EXERCISE BRIEF: Copy every record below exactly.

════════

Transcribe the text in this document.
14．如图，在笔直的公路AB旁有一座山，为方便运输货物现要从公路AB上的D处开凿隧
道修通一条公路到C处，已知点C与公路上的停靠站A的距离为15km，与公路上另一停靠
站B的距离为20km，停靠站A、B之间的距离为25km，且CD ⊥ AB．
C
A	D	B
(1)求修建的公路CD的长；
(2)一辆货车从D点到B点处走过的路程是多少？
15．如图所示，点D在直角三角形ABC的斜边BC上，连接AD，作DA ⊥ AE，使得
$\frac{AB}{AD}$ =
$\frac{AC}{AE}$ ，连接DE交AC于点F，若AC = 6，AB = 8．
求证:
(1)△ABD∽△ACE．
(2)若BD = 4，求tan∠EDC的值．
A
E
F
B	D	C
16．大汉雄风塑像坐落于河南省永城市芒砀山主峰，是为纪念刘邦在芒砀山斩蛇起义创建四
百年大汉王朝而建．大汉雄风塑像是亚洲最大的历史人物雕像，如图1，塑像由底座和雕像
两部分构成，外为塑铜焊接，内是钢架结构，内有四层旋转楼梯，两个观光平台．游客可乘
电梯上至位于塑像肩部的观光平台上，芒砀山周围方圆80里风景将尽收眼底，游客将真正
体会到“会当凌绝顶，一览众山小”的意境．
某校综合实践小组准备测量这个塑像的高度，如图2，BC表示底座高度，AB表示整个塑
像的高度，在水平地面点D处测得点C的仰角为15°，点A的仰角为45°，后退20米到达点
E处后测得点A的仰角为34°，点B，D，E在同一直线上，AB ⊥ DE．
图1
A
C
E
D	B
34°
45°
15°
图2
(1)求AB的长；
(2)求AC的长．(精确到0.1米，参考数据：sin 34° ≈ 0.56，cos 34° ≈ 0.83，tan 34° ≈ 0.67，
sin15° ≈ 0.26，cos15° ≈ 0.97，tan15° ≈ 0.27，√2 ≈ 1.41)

════════

TASK OUTPUT:
Transcribe the text in this document.
14．如图，在笔直的公路AB旁有一座山，为方便运输货物现要从公路AB上的D处开凿隧
道修通一条公路到C处，已知点C与公路上的停靠站A的距离为15km，与公路上另一停靠
站B的距离为20km，停靠站A、B之间的距离为25km，且CD ⊥ AB．
C
A	D	B
(1)求修建的公路CD的长；
(2)一辆货车从D点到B点处走过的路程是多少？
15．如图所示，点D在直角三角形ABC的斜边BC上，连接AD，作DA ⊥ AE，使得
$\frac{AB}{AD}$ =
$\frac{AC}{AE}$ ，连接DE交AC于点F，若AC = 6，AB = 8．
求证:
(1)△ABD∽△ACE．
(2)若BD = 4，求tan∠EDC的值．
A
E
F
B	D	C
16．大汉雄风塑像坐落于河南省永城市芒砀山主峰，是为纪念刘邦在芒砀山斩蛇起义创建四
百年大汉王朝而建．大汉雄风塑像是亚洲最大的历史人物雕像，如图1，塑像由底座和雕像
两部分构成，外为塑铜焊接，内是钢架结构，内有四层旋转楼梯，两个观光平台．游客可乘
电梯上至位于塑像肩部的观光平台上，芒砀山周围方圆80里风景将尽收眼底，游客将真正
体会到“会当凌绝顶，一览众山小”的意境．
某校综合实践小组准备测量这个塑像的高度，如图2，BC表示底座高度，AB表示整个塑
像的高度，在水平地面点D处测得点C的仰角为15°，点A的仰角为45°，后退20米到达点
E处后测得点A的仰角为34°，点B，D，E在同一直线上，AB ⊥ DE．
图1
A
C
E
D	B
34°
45°
15°
图2
(1)求AB的长；
(2)求AC的长．(精确到0.1米，参考数据：sin 34° ≈ 0.56，cos 34° ≈ 0.83，tan 34° ≈ 0.67，
sin15° ≈ 0.26，cos15° ≈ 0.97，tan15° ≈ 0.27，√2 ≈ 1.41)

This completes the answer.